__What the task requires__. Transcribe the lines below verbatim, skipping the images.

__Data records__.
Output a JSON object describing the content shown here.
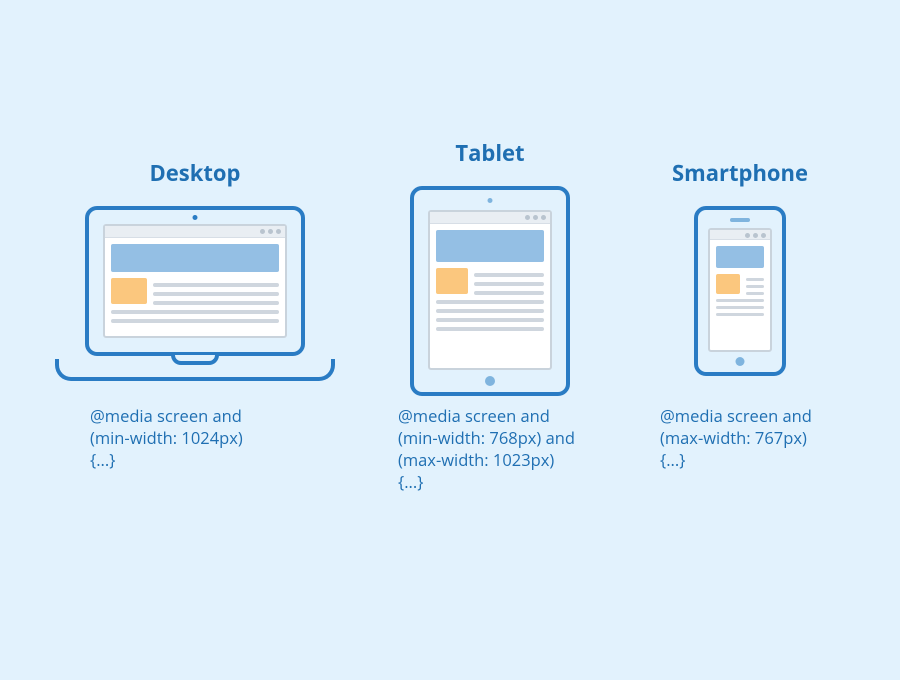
{
  "devices": {
    "desktop": {
      "title": "Desktop",
      "code": "@media screen and\n(min-width: 1024px)\n{...}"
    },
    "tablet": {
      "title": "Tablet",
      "code": "@media screen and\n(min-width: 768px) and\n(max-width: 1023px)\n{...}"
    },
    "smartphone": {
      "title": "Smartphone",
      "code": "@media screen and\n(max-width: 767px)\n{...}"
    }
  },
  "colors": {
    "background": "#e2f2fd",
    "stroke": "#2a7cc4",
    "heroBlue": "#94bfe4",
    "accentOrange": "#fbc77e",
    "textLine": "#cfd6de",
    "label": "#1f6fb2"
  }
}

__Full response__.
Output a JSON object describing the content shown here.
{
  "devices": {
    "desktop": {
      "title": "Desktop",
      "code": "@media screen and\n(min-width: 1024px)\n{...}"
    },
    "tablet": {
      "title": "Tablet",
      "code": "@media screen and\n(min-width: 768px) and\n(max-width: 1023px)\n{...}"
    },
    "smartphone": {
      "title": "Smartphone",
      "code": "@media screen and\n(max-width: 767px)\n{...}"
    }
  },
  "colors": {
    "background": "#e2f2fd",
    "stroke": "#2a7cc4",
    "heroBlue": "#94bfe4",
    "accentOrange": "#fbc77e",
    "textLine": "#cfd6de",
    "label": "#1f6fb2"
  }
}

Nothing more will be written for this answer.